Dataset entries
────────────────
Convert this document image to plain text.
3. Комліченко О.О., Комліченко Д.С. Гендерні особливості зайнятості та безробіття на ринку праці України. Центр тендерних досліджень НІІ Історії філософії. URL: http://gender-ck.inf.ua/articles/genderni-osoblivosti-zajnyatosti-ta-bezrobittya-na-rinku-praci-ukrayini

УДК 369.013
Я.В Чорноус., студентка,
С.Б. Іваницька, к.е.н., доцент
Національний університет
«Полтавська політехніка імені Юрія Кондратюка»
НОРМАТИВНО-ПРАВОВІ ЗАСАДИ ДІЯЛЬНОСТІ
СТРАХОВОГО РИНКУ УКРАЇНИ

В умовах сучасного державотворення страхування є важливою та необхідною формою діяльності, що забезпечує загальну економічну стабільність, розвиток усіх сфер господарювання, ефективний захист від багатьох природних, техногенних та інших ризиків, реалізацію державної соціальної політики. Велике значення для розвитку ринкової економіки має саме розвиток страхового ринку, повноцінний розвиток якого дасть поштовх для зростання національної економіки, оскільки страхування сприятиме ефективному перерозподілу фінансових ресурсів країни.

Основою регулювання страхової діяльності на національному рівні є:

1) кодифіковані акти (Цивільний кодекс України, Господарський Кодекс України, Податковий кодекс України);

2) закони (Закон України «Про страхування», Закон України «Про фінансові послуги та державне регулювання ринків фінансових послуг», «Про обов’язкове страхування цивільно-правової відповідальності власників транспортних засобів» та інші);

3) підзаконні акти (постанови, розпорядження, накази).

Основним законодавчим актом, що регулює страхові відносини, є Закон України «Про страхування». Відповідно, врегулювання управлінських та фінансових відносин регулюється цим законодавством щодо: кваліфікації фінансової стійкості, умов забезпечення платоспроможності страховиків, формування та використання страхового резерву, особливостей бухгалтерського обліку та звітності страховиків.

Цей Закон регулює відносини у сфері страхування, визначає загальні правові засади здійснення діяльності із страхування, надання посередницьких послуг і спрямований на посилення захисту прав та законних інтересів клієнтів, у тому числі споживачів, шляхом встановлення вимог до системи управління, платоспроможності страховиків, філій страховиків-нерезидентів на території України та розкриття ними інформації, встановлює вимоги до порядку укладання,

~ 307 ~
────────────────
Above are some records. Print them all exactly.

Convert this document image to plain text.
3. Комліченко О.О., Комліченко Д.С. Гендерні особливості зайнятості та безробіття на ринку праці України. Центр тендерних досліджень НІІ Історії філософії. URL: http://gender-ck.inf.ua/articles/genderni-osoblivosti-zajnyatosti-ta-bezrobittya-na-rinku-praci-ukrayini

УДК 369.013
Я.В Чорноус., студентка,
С.Б. Іваницька, к.е.н., доцент
Національний університет
«Полтавська політехніка імені Юрія Кондратюка»
НОРМАТИВНО-ПРАВОВІ ЗАСАДИ ДІЯЛЬНОСТІ
СТРАХОВОГО РИНКУ УКРАЇНИ

В умовах сучасного державотворення страхування є важливою та необхідною формою діяльності, що забезпечує загальну економічну стабільність, розвиток усіх сфер господарювання, ефективний захист від багатьох природних, техногенних та інших ризиків, реалізацію державної соціальної політики. Велике значення для розвитку ринкової економіки має саме розвиток страхового ринку, повноцінний розвиток якого дасть поштовх для зростання національної економіки, оскільки страхування сприятиме ефективному перерозподілу фінансових ресурсів країни.

Основою регулювання страхової діяльності на національному рівні є:

1) кодифіковані акти (Цивільний кодекс України, Господарський Кодекс України, Податковий кодекс України);

2) закони (Закон України «Про страхування», Закон України «Про фінансові послуги та державне регулювання ринків фінансових послуг», «Про обов’язкове страхування цивільно-правової відповідальності власників транспортних засобів» та інші);

3) підзаконні акти (постанови, розпорядження, накази).

Основним законодавчим актом, що регулює страхові відносини, є Закон України «Про страхування». Відповідно, врегулювання управлінських та фінансових відносин регулюється цим законодавством щодо: кваліфікації фінансової стійкості, умов забезпечення платоспроможності страховиків, формування та використання страхового резерву, особливостей бухгалтерського обліку та звітності страховиків.

Цей Закон регулює відносини у сфері страхування, визначає загальні правові засади здійснення діяльності із страхування, надання посередницьких послуг і спрямований на посилення захисту прав та законних інтересів клієнтів, у тому числі споживачів, шляхом встановлення вимог до системи управління, платоспроможності страховиків, філій страховиків-нерезидентів на території України та розкриття ними інформації, встановлює вимоги до порядку укладання,

~ 307 ~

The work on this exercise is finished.